(Dataset items)
========================

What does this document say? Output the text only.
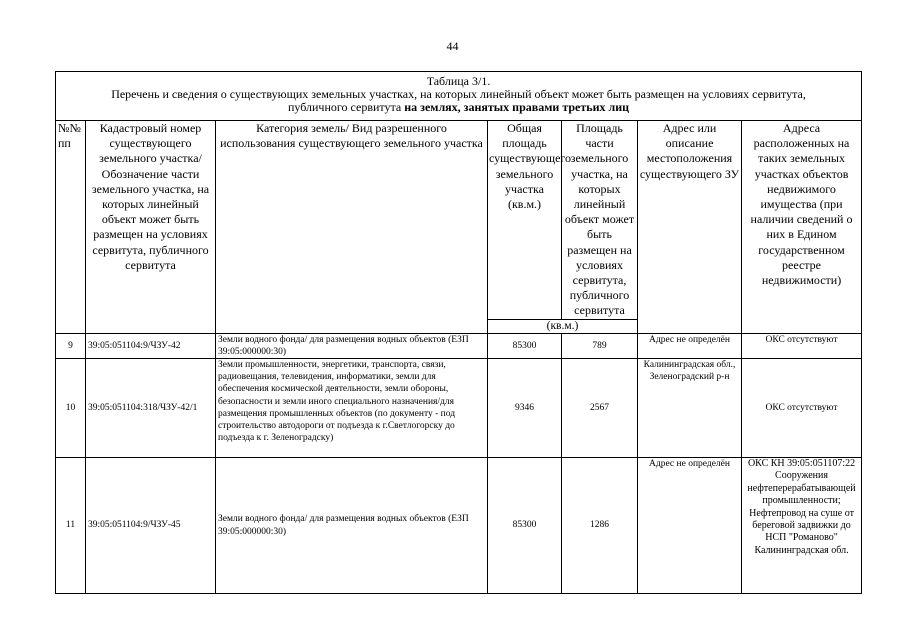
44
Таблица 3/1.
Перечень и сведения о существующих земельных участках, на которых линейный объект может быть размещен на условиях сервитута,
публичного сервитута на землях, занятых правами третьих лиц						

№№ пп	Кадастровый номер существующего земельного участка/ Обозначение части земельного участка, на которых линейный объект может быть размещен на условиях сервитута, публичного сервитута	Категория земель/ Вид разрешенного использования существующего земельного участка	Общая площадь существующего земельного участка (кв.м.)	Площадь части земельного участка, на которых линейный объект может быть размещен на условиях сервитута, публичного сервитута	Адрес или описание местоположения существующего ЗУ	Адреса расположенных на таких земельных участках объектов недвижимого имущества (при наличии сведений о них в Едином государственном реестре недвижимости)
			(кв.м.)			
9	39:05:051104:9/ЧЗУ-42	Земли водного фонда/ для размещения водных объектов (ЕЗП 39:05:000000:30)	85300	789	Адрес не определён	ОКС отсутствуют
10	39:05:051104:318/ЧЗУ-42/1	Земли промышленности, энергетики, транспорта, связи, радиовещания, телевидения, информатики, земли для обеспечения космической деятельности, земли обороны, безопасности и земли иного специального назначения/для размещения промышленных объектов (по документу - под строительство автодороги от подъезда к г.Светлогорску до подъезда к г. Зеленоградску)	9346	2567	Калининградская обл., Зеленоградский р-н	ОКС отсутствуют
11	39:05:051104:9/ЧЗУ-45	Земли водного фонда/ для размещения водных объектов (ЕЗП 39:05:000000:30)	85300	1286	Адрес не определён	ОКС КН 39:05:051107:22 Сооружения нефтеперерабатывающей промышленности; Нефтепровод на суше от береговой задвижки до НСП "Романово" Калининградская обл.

========================

_YOUR INSTRUCTIONS_
Your answer should be a single number: the count of lines that contain "Калининградская".

_EXPECTED OUTPUT_
2